- _TASK_:
Filter the listing below, keeping only the lines with the word "this".
===== SOURCE INFORMATION
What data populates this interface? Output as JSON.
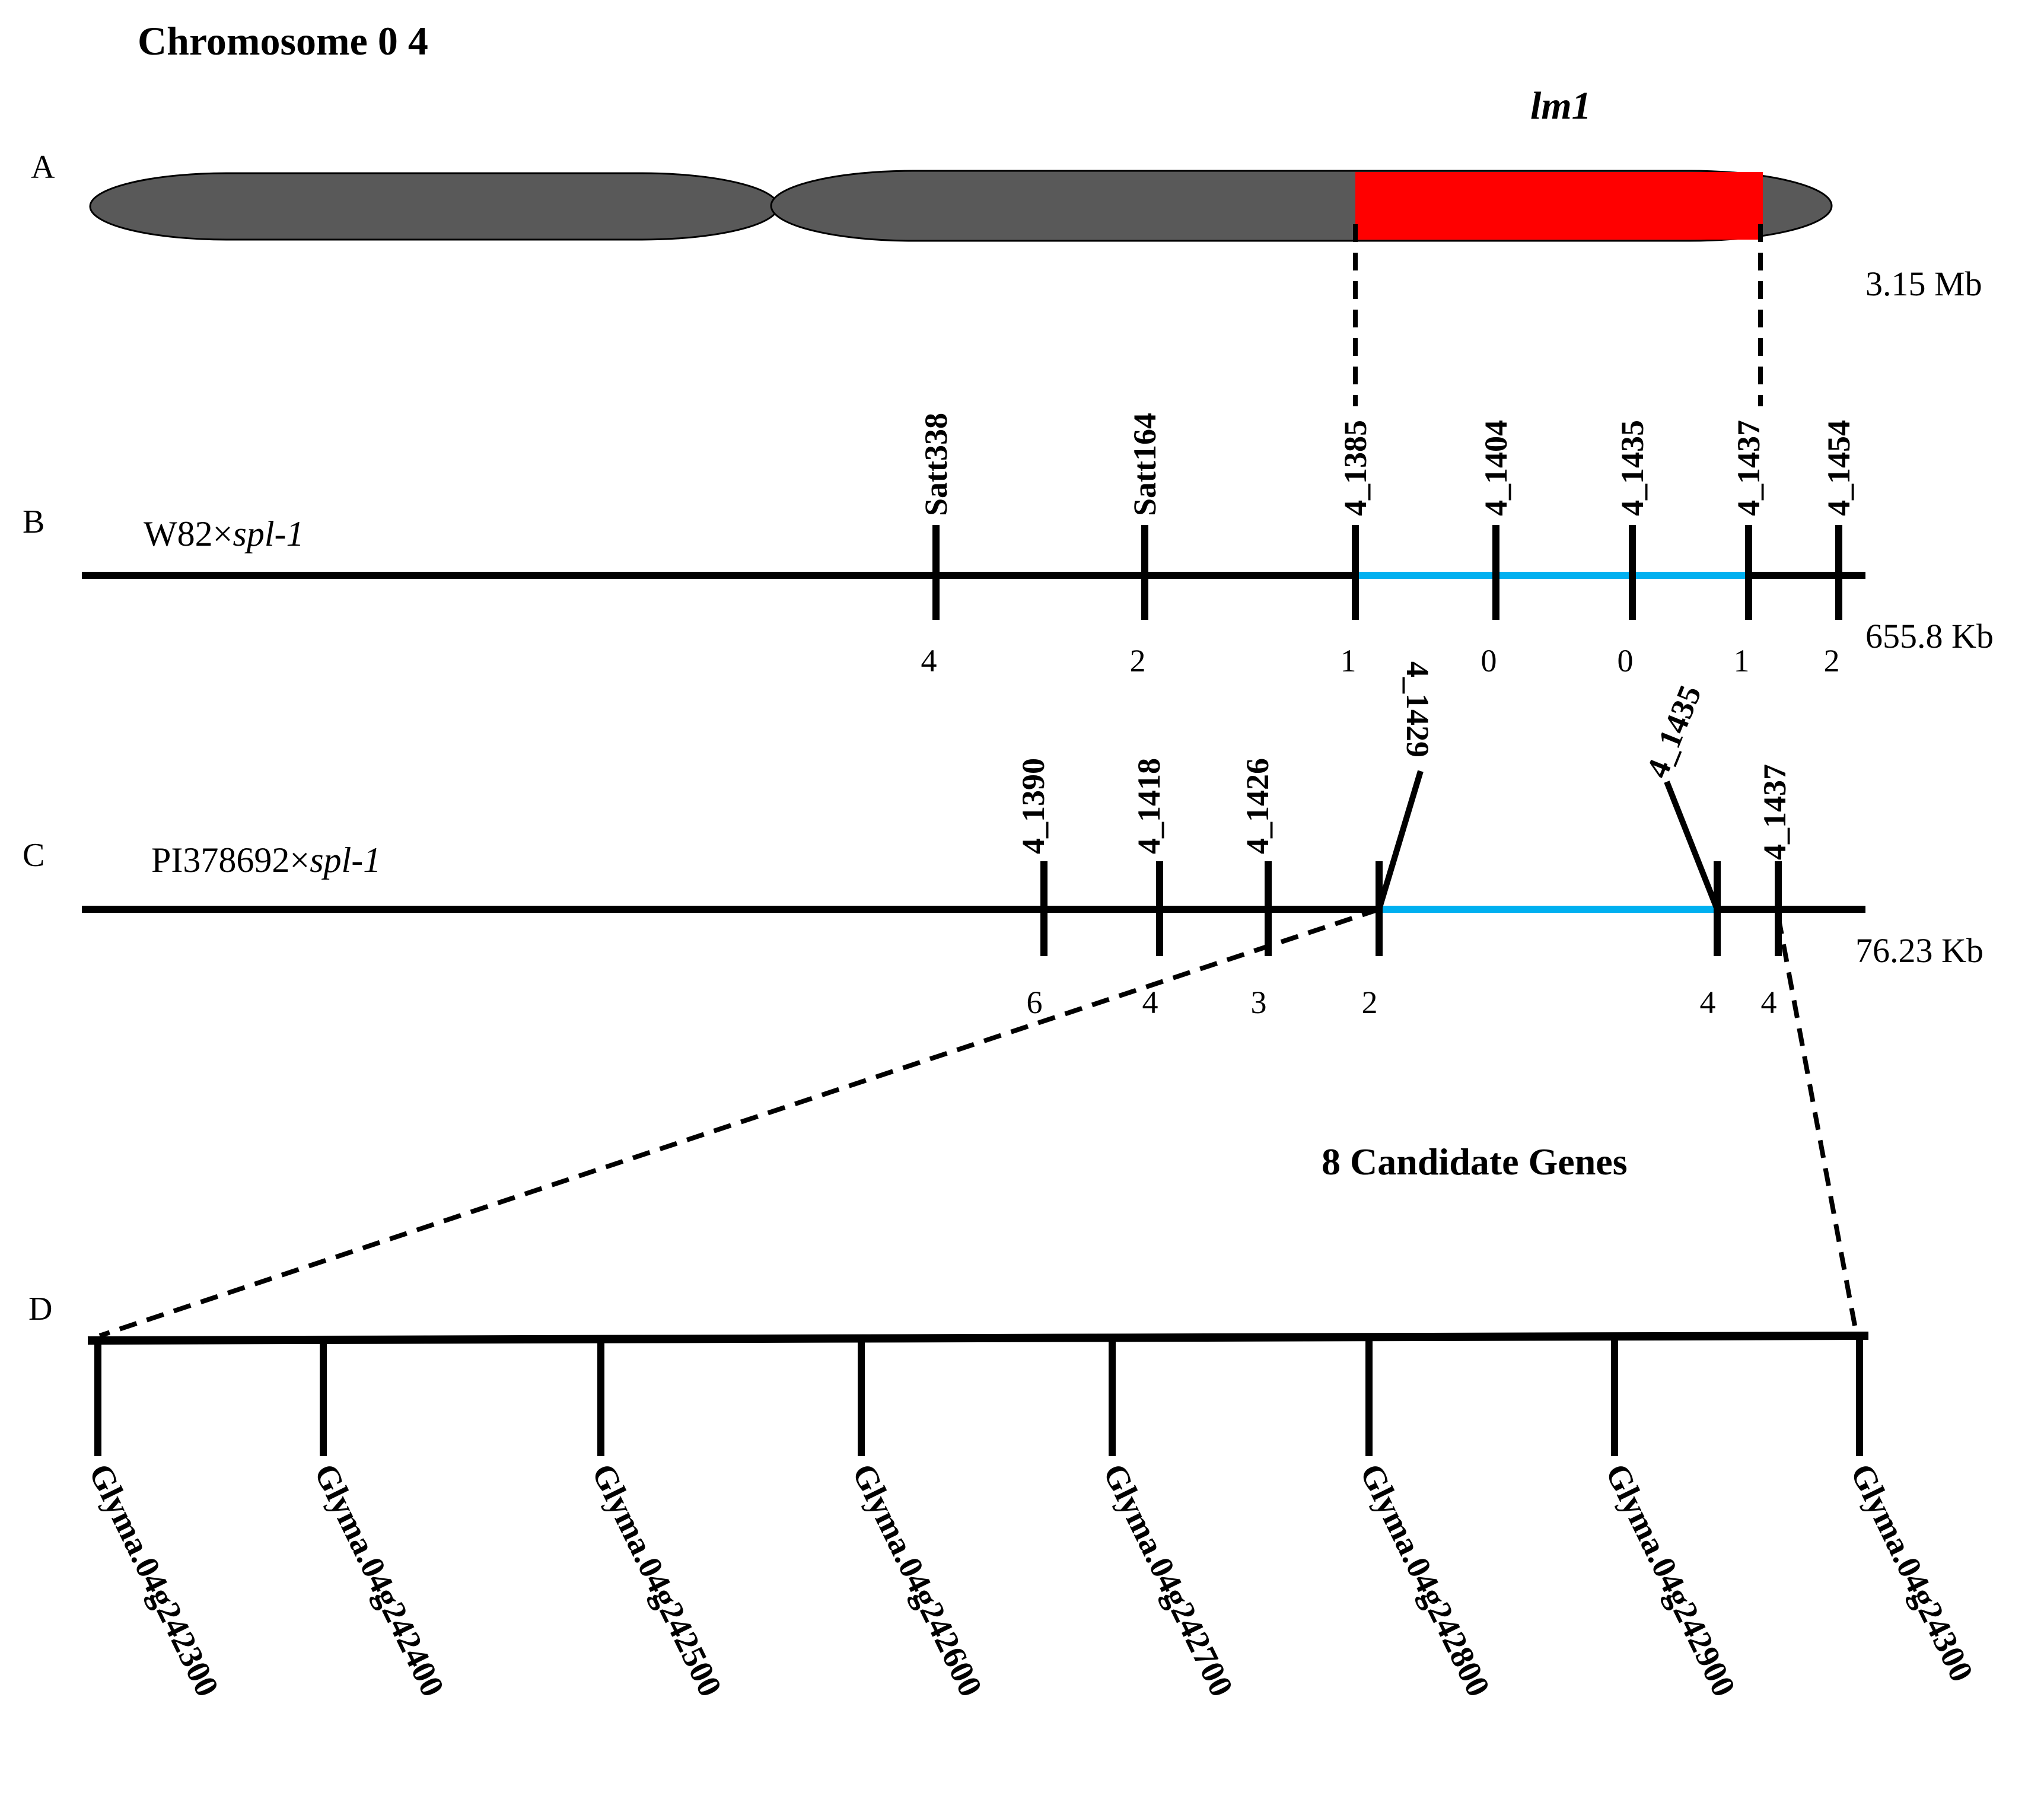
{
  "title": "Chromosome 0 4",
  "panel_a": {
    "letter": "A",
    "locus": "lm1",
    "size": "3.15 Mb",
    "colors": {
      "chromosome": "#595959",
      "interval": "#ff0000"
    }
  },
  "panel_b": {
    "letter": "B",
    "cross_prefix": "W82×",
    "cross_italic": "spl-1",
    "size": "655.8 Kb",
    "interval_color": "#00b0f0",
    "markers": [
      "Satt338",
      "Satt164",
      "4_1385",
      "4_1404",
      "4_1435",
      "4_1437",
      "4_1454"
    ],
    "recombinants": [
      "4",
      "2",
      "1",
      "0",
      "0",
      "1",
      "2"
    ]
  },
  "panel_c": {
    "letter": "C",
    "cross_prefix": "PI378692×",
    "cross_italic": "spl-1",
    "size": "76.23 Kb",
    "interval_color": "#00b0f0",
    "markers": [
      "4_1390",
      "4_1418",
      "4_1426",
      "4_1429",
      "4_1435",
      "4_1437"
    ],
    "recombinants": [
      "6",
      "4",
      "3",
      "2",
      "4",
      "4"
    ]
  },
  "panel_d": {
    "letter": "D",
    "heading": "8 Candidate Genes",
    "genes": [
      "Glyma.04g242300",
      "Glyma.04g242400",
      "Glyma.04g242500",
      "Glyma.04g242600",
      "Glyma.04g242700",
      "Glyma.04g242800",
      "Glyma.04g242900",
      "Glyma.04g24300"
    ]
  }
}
==========
===== SOURCE INFORMATION
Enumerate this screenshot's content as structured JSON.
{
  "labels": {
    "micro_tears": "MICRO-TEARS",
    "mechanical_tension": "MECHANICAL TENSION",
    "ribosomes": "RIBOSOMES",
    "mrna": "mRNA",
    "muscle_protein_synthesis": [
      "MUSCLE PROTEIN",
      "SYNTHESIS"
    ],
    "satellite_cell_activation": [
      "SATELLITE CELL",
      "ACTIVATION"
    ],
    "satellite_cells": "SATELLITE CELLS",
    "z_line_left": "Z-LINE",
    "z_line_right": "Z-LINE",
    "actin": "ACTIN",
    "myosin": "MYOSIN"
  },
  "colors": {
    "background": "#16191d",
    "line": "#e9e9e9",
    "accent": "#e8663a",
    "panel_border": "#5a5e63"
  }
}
==========
- _ANSWER BOX_:
What data populates this interface? Output as JSON.
Enumerate this screenshot's content as structured JSON.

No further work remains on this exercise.